▶ _What you are asked to do_:
What follows is a set of records, each of which is to be written out exactly.

▶ _Data provided_:
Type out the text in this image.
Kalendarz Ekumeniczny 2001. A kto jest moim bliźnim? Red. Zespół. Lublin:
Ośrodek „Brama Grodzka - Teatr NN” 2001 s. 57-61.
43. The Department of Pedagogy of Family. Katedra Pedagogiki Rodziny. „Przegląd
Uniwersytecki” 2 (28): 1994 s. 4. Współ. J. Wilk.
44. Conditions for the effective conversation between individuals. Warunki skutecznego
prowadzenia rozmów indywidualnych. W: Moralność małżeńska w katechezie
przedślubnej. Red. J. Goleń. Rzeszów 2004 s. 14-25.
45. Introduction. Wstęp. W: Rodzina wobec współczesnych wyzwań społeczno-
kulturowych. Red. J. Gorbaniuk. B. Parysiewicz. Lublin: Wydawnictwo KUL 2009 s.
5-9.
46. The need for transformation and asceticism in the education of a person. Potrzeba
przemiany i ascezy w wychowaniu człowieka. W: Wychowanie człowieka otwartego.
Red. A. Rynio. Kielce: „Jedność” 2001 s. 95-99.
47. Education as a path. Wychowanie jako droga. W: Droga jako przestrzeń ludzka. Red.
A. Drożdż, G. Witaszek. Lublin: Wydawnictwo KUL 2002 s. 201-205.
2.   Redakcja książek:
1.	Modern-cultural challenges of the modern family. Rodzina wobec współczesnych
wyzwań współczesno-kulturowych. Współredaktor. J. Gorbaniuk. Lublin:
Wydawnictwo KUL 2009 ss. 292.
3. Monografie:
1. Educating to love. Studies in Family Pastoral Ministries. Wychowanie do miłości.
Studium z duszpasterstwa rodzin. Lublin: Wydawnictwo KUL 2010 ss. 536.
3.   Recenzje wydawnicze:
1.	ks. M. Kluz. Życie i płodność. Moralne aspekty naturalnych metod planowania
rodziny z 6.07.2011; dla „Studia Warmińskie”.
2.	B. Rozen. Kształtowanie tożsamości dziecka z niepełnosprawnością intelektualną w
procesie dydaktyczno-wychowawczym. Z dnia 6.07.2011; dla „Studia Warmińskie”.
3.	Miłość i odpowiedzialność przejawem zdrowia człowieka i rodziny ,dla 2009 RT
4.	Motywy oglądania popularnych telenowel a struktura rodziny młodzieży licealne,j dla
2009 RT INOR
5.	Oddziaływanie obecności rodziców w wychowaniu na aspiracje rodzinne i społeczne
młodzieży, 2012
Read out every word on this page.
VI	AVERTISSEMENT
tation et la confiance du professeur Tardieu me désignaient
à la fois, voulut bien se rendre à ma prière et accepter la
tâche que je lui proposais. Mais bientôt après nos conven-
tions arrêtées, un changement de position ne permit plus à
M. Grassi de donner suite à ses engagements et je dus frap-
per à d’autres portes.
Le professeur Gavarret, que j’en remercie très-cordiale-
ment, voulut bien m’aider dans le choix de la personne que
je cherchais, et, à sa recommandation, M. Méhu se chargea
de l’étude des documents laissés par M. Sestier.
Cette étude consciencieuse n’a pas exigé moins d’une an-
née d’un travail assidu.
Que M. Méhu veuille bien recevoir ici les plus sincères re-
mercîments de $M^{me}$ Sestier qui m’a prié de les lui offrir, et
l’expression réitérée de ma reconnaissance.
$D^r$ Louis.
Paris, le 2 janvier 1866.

▶ _Answer_:
Type out the text in this image.
Kalendarz Ekumeniczny 2001. A kto jest moim bliźnim? Red. Zespół. Lublin:
Ośrodek „Brama Grodzka - Teatr NN” 2001 s. 57-61.
43. The Department of Pedagogy of Family. Katedra Pedagogiki Rodziny. „Przegląd
Uniwersytecki” 2 (28): 1994 s. 4. Współ. J. Wilk.
44. Conditions for the effective conversation between individuals. Warunki skutecznego
prowadzenia rozmów indywidualnych. W: Moralność małżeńska w katechezie
przedślubnej. Red. J. Goleń. Rzeszów 2004 s. 14-25.
45. Introduction. Wstęp. W: Rodzina wobec współczesnych wyzwań społeczno-
kulturowych. Red. J. Gorbaniuk. B. Parysiewicz. Lublin: Wydawnictwo KUL 2009 s.
5-9.
46. The need for transformation and asceticism in the education of a person. Potrzeba
przemiany i ascezy w wychowaniu człowieka. W: Wychowanie człowieka otwartego.
Red. A. Rynio. Kielce: „Jedność” 2001 s. 95-99.
47. Education as a path. Wychowanie jako droga. W: Droga jako przestrzeń ludzka. Red.
A. Drożdż, G. Witaszek. Lublin: Wydawnictwo KUL 2002 s. 201-205.
2.   Redakcja książek:
1.	Modern-cultural challenges of the modern family. Rodzina wobec współczesnych
wyzwań współczesno-kulturowych. Współredaktor. J. Gorbaniuk. Lublin:
Wydawnictwo KUL 2009 ss. 292.
3. Monografie:
1. Educating to love. Studies in Family Pastoral Ministries. Wychowanie do miłości.
Studium z duszpasterstwa rodzin. Lublin: Wydawnictwo KUL 2010 ss. 536.
3.   Recenzje wydawnicze:
1.	ks. M. Kluz. Życie i płodność. Moralne aspekty naturalnych metod planowania
rodziny z 6.07.2011; dla „Studia Warmińskie”.
2.	B. Rozen. Kształtowanie tożsamości dziecka z niepełnosprawnością intelektualną w
procesie dydaktyczno-wychowawczym. Z dnia 6.07.2011; dla „Studia Warmińskie”.
3.	Miłość i odpowiedzialność przejawem zdrowia człowieka i rodziny ,dla 2009 RT
4.	Motywy oglądania popularnych telenowel a struktura rodziny młodzieży licealne,j dla
2009 RT INOR
5.	Oddziaływanie obecności rodziców w wychowaniu na aspiracje rodzinne i społeczne
młodzieży, 2012
Read out every word on this page.
VI	AVERTISSEMENT
tation et la confiance du professeur Tardieu me désignaient
à la fois, voulut bien se rendre à ma prière et accepter la
tâche que je lui proposais. Mais bientôt après nos conven-
tions arrêtées, un changement de position ne permit plus à
M. Grassi de donner suite à ses engagements et je dus frap-
per à d’autres portes.
Le professeur Gavarret, que j’en remercie très-cordiale-
ment, voulut bien m’aider dans le choix de la personne que
je cherchais, et, à sa recommandation, M. Méhu se chargea
de l’étude des documents laissés par M. Sestier.
Cette étude consciencieuse n’a pas exigé moins d’une an-
née d’un travail assidu.
Que M. Méhu veuille bien recevoir ici les plus sincères re-
mercîments de $M^{me}$ Sestier qui m’a prié de les lui offrir, et
l’expression réitérée de ma reconnaissance.
$D^r$ Louis.
Paris, le 2 janvier 1866.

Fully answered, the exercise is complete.